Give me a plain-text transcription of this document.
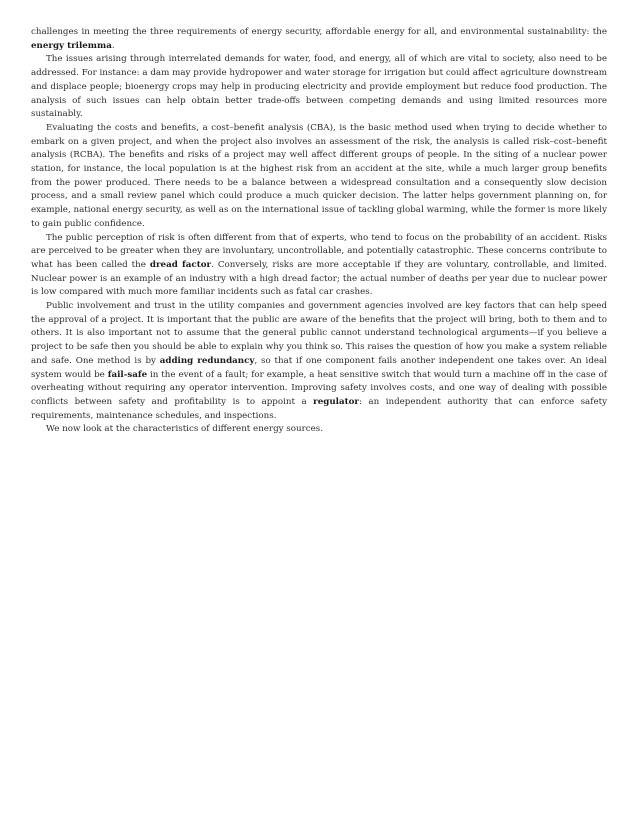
challenges in meeting the three requirements of energy security, affordable energy for all, and environmental sustainability: the energy trilemma.

The issues arising through interrelated demands for water, food, and energy, all of which are vital to society, also need to be addressed. For instance: a dam may provide hydropower and water storage for irrigation but could affect agriculture downstream and displace people; bioenergy crops may help in producing electricity and provide employment but reduce food production. The analysis of such issues can help obtain better trade-offs between competing demands and using limited resources more sustainably.

Evaluating the costs and benefits, a cost–benefit analysis (CBA), is the basic method used when trying to decide whether to embark on a given project, and when the project also involves an assessment of the risk, the analysis is called risk–cost–benefit analysis (RCBA). The benefits and risks of a project may well affect different groups of people. In the siting of a nuclear power station, for instance, the local population is at the highest risk from an accident at the site, while a much larger group benefits from the power produced. There needs to be a balance between a widespread consultation and a consequently slow decision process, and a small review panel which could produce a much quicker decision. The latter helps government planning on, for example, national energy security, as well as on the international issue of tackling global warming, while the former is more likely to gain public confidence.

The public perception of risk is often different from that of experts, who tend to focus on the probability of an accident. Risks are perceived to be greater when they are involuntary, uncontrollable, and potentially catastrophic. These concerns contribute to what has been called the dread factor. Conversely, risks are more acceptable if they are voluntary, controllable, and limited. Nuclear power is an example of an industry with a high dread factor; the actual number of deaths per year due to nuclear power is low compared with much more familiar incidents such as fatal car crashes.

Public involvement and trust in the utility companies and government agencies involved are key factors that can help speed the approval of a project. It is important that the public are aware of the benefits that the project will bring, both to them and to others. It is also important not to assume that the general public cannot understand technological arguments—if you believe a project to be safe then you should be able to explain why you think so. This raises the question of how you make a system reliable and safe. One method is by adding redundancy, so that if one component fails another independent one takes over. An ideal system would be fail-safe in the event of a fault; for example, a heat sensitive switch that would turn a machine off in the case of overheating without requiring any operator intervention. Improving safety involves costs, and one way of dealing with possible conflicts between safety and profitability is to appoint a regulator: an independent authority that can enforce safety requirements, maintenance schedules, and inspections.

We now look at the characteristics of different energy sources.
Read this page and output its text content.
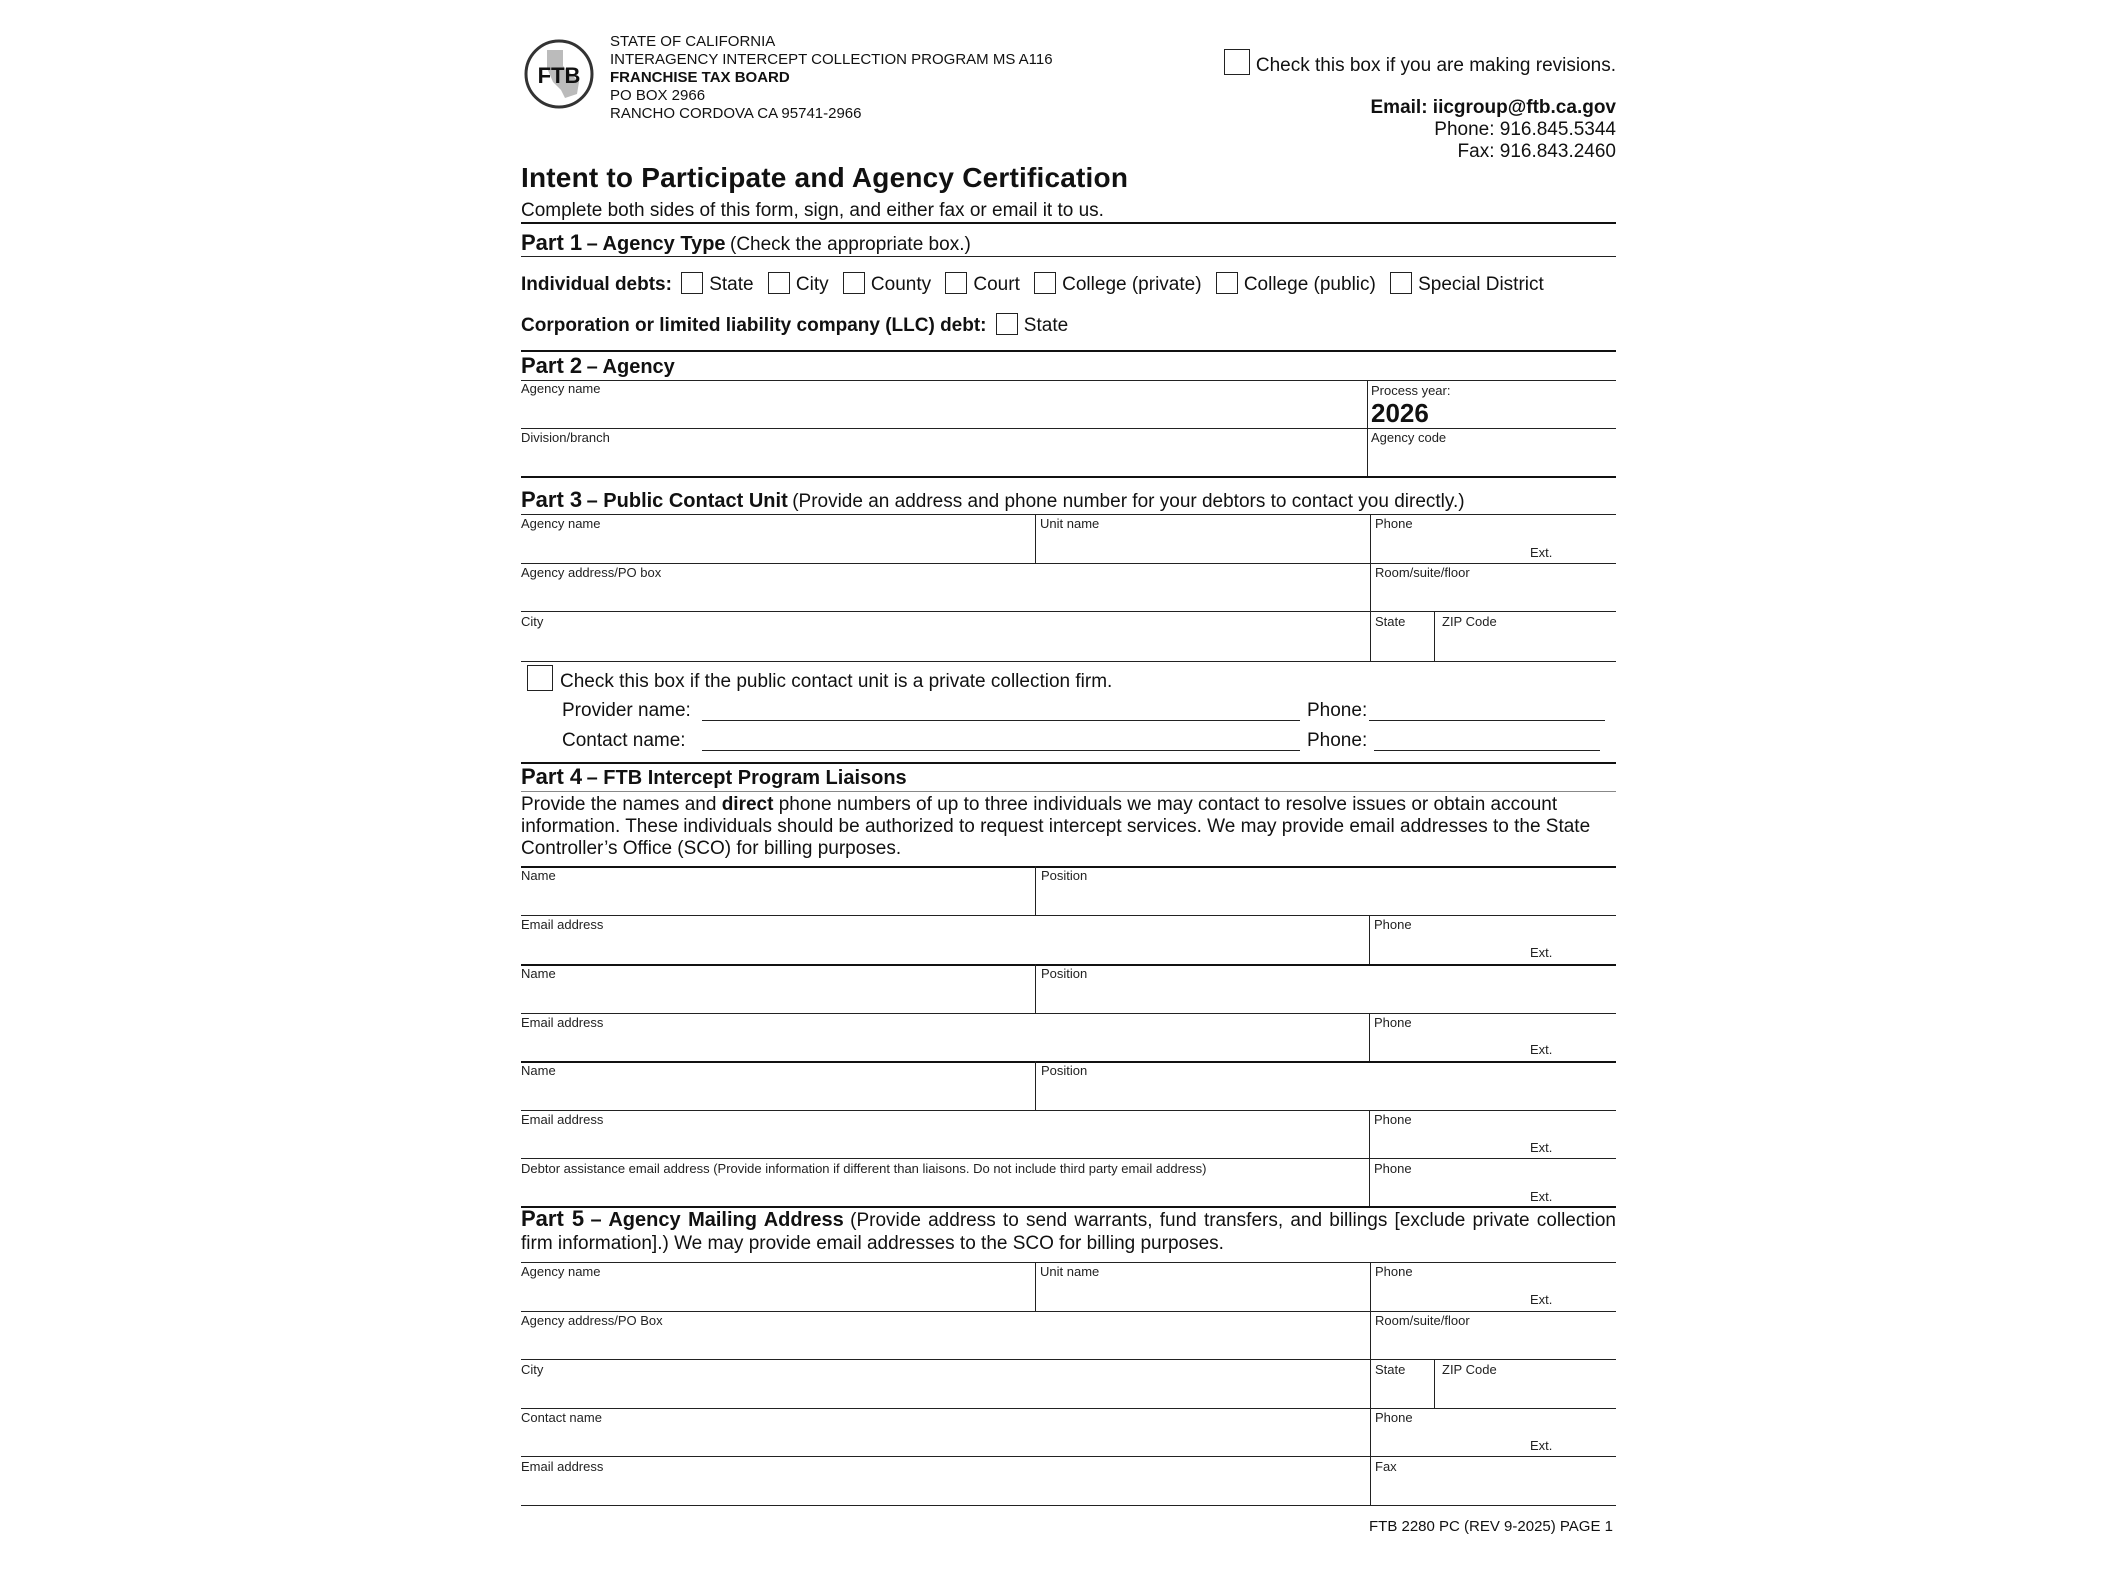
FTB
STATE OF CALIFORNIA
INTERAGENCY INTERCEPT COLLECTION PROGRAM MS A116
FRANCHISE TAX BOARD
PO BOX 2966
RANCHO CORDOVA CA 95741-2966
Check this box if you are making revisions.
Email: iicgroup@ftb.ca.gov
Phone: 916.845.5344
Fax: 916.843.2460
Intent to Participate and Agency Certification
Complete both sides of this form, sign, and either fax or email it to us.
Part 1 – Agency Type (Check the appropriate box.)
Individual debts: State City County Court College (private) College (public) Special District
Corporation or limited liability company (LLC) debt: State
Part 2 – Agency
Agency name	Process year:
2026
Division/branch	Agency code
Part 3 – Public Contact Unit (Provide an address and phone number for your debtors to contact you directly.)
Agency name	Unit name	Phone
Ext.
Agency address/PO box	Room/suite/floor
City	State	ZIP Code
Check this box if the public contact unit is a private collection firm.
Provider name:	Phone:
Contact name:	Phone:
Part 4 – FTB Intercept Program Liaisons
Provide the names and direct phone numbers of up to three individuals we may contact to resolve issues or obtain account information. These individuals should be authorized to request intercept services. We may provide email addresses to the State Controller’s Office (SCO) for billing purposes.
Name	Position
Email address	Phone
Ext.
Name	Position
Email address	Phone
Ext.
Name	Position
Email address	Phone
Ext.
Debtor assistance email address (Provide information if different than liaisons. Do not include third party email address)	Phone
Ext.
Part 5 – Agency Mailing Address (Provide address to send warrants, fund transfers, and billings [exclude private collection firm information].) We may provide email addresses to the SCO for billing purposes.
Agency name	Unit name	Phone
Ext.
Agency address/PO Box	Room/suite/floor
City	State	ZIP Code
Contact name	Phone
Ext.
Email address	Fax
FTB 2280 PC (REV 9-2025) PAGE 1
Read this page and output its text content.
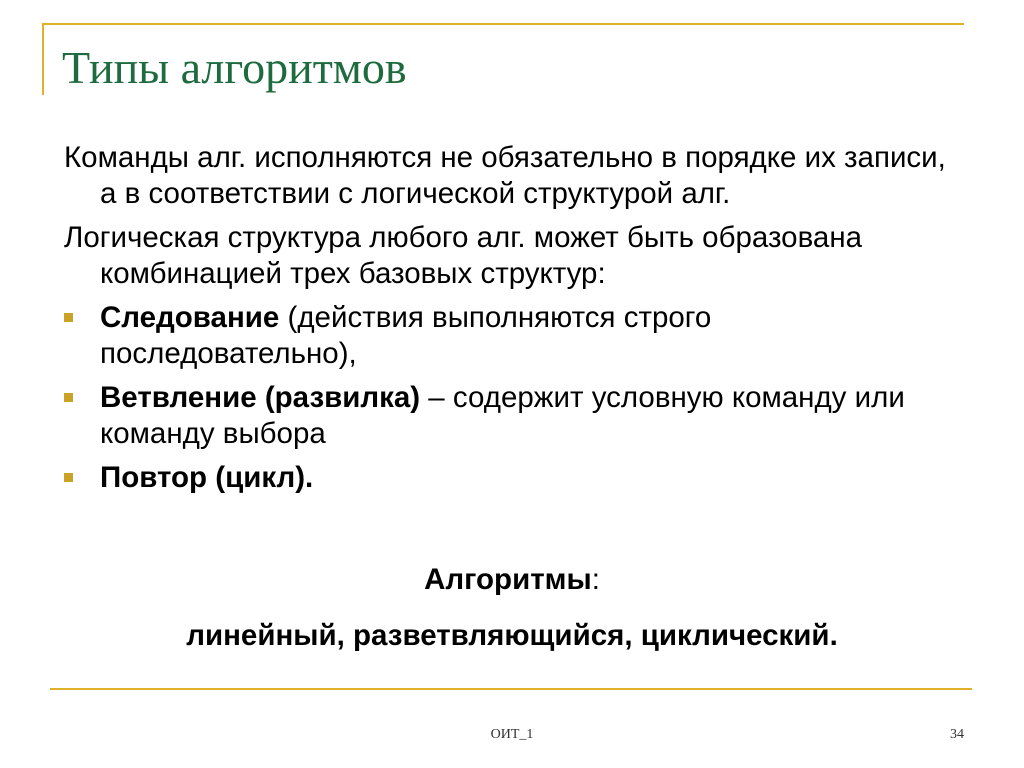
Типы алгоритмов
Команды алг. исполняются не обязательно в порядке их записи, а в соответствии с логической структурой алг.
Логическая структура любого алг. может быть образована комбинацией трех базовых структур:
Следование (действия выполняются строго последовательно),
Ветвление (развилка) – содержит условную команду или команду выбора
Повтор (цикл).
Алгоритмы:
линейный, разветвляющийся, циклический.
ОИТ_1	34
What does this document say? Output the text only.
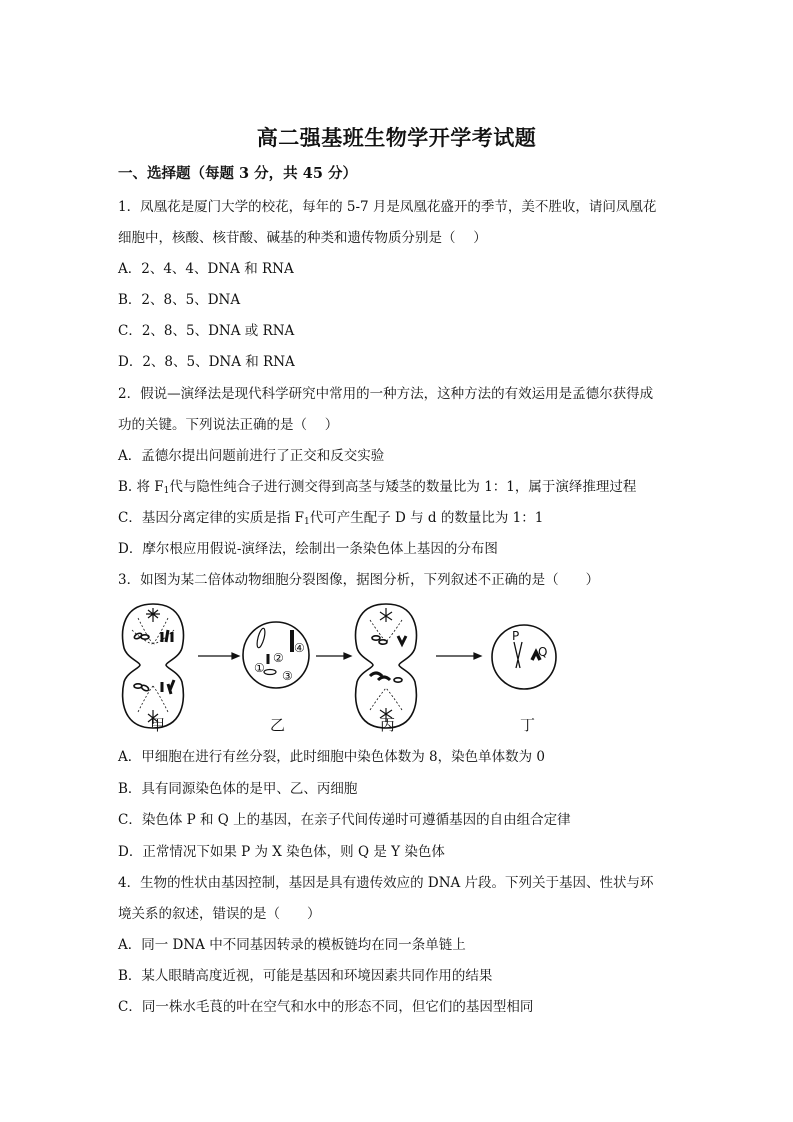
高二强基班生物学开学考试题
一、选择题（每题 3 分，共 45 分）
1．凤凰花是厦门大学的校花，每年的 5-7 月是凤凰花盛开的季节，美不胜收，请问凤凰花
细胞中，核酸、核苷酸、碱基的种类和遗传物质分别是（　 ）
A．2、4、4、DNA 和 RNA
B．2、8、5、DNA
C．2、8、5、DNA 或 RNA
D．2、8、5、DNA 和 RNA
2．假说—演绎法是现代科学研究中常用的一种方法，这种方法的有效运用是孟德尔获得成
功的关键。下列说法正确的是（　 ）
A．孟德尔提出问题前进行了正交和反交实验
B. 将 $F_1$代与隐性纯合子进行测交得到高茎与矮茎的数量比为 1：1，属于演绎推理过程
C．基因分离定律的实质是指 $F_1$代可产生配子 D 与 d 的数量比为 1：1
D．摩尔根应用假说-演绎法，绘制出一条染色体上基因的分布图
3．如图为某二倍体动物细胞分裂图像，据图分析，下列叙述不正确的是（　　）
①
②
③
④
P
Q
甲	乙	丙	丁
A．甲细胞在进行有丝分裂，此时细胞中染色体数为 8，染色单体数为 0
B．具有同源染色体的是甲、乙、丙细胞
C．染色体 P 和 Q 上的基因，在亲子代间传递时可遵循基因的自由组合定律
D．正常情况下如果 P 为 X 染色体，则 Q 是 Y 染色体
4．生物的性状由基因控制，基因是具有遗传效应的 DNA 片段。下列关于基因、性状与环
境关系的叙述，错误的是（　　）
A．同一 DNA 中不同基因转录的模板链均在同一条单链上
B．某人眼睛高度近视，可能是基因和环境因素共同作用的结果
C．同一株水毛茛的叶在空气和水中的形态不同，但它们的基因型相同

..............................

• Directions
Every entry above is to be set down exactly; the pictures are to be left out.

• Task response
Give me a plain-text transcription of this document.
challenges in meeting the three requirements of energy security, affordable energy for all, and environmental sustainability: the energy trilemma.

The issues arising through interrelated demands for water, food, and energy, all of which are vital to society, also need to be addressed. For instance: a dam may provide hydropower and water storage for irrigation but could affect agriculture downstream and displace people; bioenergy crops may help in producing electricity and provide employment but reduce food production. The analysis of such issues can help obtain better trade-offs between competing demands and using limited resources more sustainably.

Evaluating the costs and benefits, a cost–benefit analysis (CBA), is the basic method used when trying to decide whether to embark on a given project, and when the project also involves an assessment of the risk, the analysis is called risk–cost–benefit analysis (RCBA). The benefits and risks of a project may well affect different groups of people. In the siting of a nuclear power station, for instance, the local population is at the highest risk from an accident at the site, while a much larger group benefits from the power produced. There needs to be a balance between a widespread consultation and a consequently slow decision process, and a small review panel which could produce a much quicker decision. The latter helps government planning on, for example, national energy security, as well as on the international issue of tackling global warming, while the former is more likely to gain public confidence.

The public perception of risk is often different from that of experts, who tend to focus on the probability of an accident. Risks are perceived to be greater when they are involuntary, uncontrollable, and potentially catastrophic. These concerns contribute to what has been called the dread factor. Conversely, risks are more acceptable if they are voluntary, controllable, and limited. Nuclear power is an example of an industry with a high dread factor; the actual number of deaths per year due to nuclear power is low compared with much more familiar incidents such as fatal car crashes.

Public involvement and trust in the utility companies and government agencies involved are key factors that can help speed the approval of a project. It is important that the public are aware of the benefits that the project will bring, both to them and to others. It is also important not to assume that the general public cannot understand technological arguments—if you believe a project to be safe then you should be able to explain why you think so. This raises the question of how you make a system reliable and safe. One method is by adding redundancy, so that if one component fails another independent one takes over. An ideal system would be fail-safe in the event of a fault; for example, a heat sensitive switch that would turn a machine off in the case of overheating without requiring any operator intervention. Improving safety involves costs, and one way of dealing with possible conflicts between safety and profitability is to appoint a regulator: an independent authority that can enforce safety requirements, maintenance schedules, and inspections.

We now look at the characteristics of different energy sources.
Read this page and output its text content.
FTB
STATE OF CALIFORNIA
INTERAGENCY INTERCEPT COLLECTION PROGRAM MS A116
FRANCHISE TAX BOARD
PO BOX 2966
RANCHO CORDOVA CA 95741-2966
Check this box if you are making revisions.
Email: iicgroup@ftb.ca.gov
Phone: 916.845.5344
Fax: 916.843.2460
Intent to Participate and Agency Certification
Complete both sides of this form, sign, and either fax or email it to us.
Part 1 – Agency Type (Check the appropriate box.)
Individual debts: State City County Court College (private) College (public) Special District
Corporation or limited liability company (LLC) debt: State
Part 2 – Agency
Agency name	Process year:
2026
Division/branch	Agency code
Part 3 – Public Contact Unit (Provide an address and phone number for your debtors to contact you directly.)
Agency name	Unit name	Phone
Ext.
Agency address/PO box	Room/suite/floor
City	State	ZIP Code
Check this box if the public contact unit is a private collection firm.
Provider name:	Phone:
Contact name:	Phone:
Part 4 – FTB Intercept Program Liaisons
Provide the names and direct phone numbers of up to three individuals we may contact to resolve issues or obtain account information. These individuals should be authorized to request intercept services. We may provide email addresses to the State Controller’s Office (SCO) for billing purposes.
Name	Position
Email address	Phone
Ext.
Name	Position
Email address	Phone
Ext.
Name	Position
Email address	Phone
Ext.
Debtor assistance email address (Provide information if different than liaisons. Do not include third party email address)	Phone
Ext.
Part 5 – Agency Mailing Address (Provide address to send warrants, fund transfers, and billings [exclude private collection firm information].) We may provide email addresses to the SCO for billing purposes.
Agency name	Unit name	Phone
Ext.
Agency address/PO Box	Room/suite/floor
City	State	ZIP Code
Contact name	Phone
Ext.
Email address	Fax
FTB 2280 PC (REV 9-2025) PAGE 1
Read this page and output its text content.
Типы алгоритмов
Команды алг. исполняются не обязательно в порядке их записи, а в соответствии с логической структурой алг.
Логическая структура любого алг. может быть образована комбинацией трех базовых структур:
Следование (действия выполняются строго последовательно),
Ветвление (развилка) – содержит условную команду или команду выбора
Повтор (цикл).
Алгоритмы:
линейный, разветвляющийся, циклический.
ОИТ_1	34
What does this document say? Output the text only.
高二强基班生物学开学考试题
一、选择题（每题 3 分，共 45 分）
1．凤凰花是厦门大学的校花，每年的 5-7 月是凤凰花盛开的季节，美不胜收，请问凤凰花
细胞中，核酸、核苷酸、碱基的种类和遗传物质分别是（　 ）
A．2、4、4、DNA 和 RNA
B．2、8、5、DNA
C．2、8、5、DNA 或 RNA
D．2、8、5、DNA 和 RNA
2．假说—演绎法是现代科学研究中常用的一种方法，这种方法的有效运用是孟德尔获得成
功的关键。下列说法正确的是（　 ）
A．孟德尔提出问题前进行了正交和反交实验
B. 将 $F_1$代与隐性纯合子进行测交得到高茎与矮茎的数量比为 1：1，属于演绎推理过程
C．基因分离定律的实质是指 $F_1$代可产生配子 D 与 d 的数量比为 1：1
D．摩尔根应用假说-演绎法，绘制出一条染色体上基因的分布图
3．如图为某二倍体动物细胞分裂图像，据图分析，下列叙述不正确的是（　　）
①
②
③
④
P
Q
甲	乙	丙	丁
A．甲细胞在进行有丝分裂，此时细胞中染色体数为 8，染色单体数为 0
B．具有同源染色体的是甲、乙、丙细胞
C．染色体 P 和 Q 上的基因，在亲子代间传递时可遵循基因的自由组合定律
D．正常情况下如果 P 为 X 染色体，则 Q 是 Y 染色体
4．生物的性状由基因控制，基因是具有遗传效应的 DNA 片段。下列关于基因、性状与环
境关系的叙述，错误的是（　　）
A．同一 DNA 中不同基因转录的模板链均在同一条单链上
B．某人眼睛高度近视，可能是基因和环境因素共同作用的结果
C．同一株水毛茛的叶在空气和水中的形态不同，但它们的基因型相同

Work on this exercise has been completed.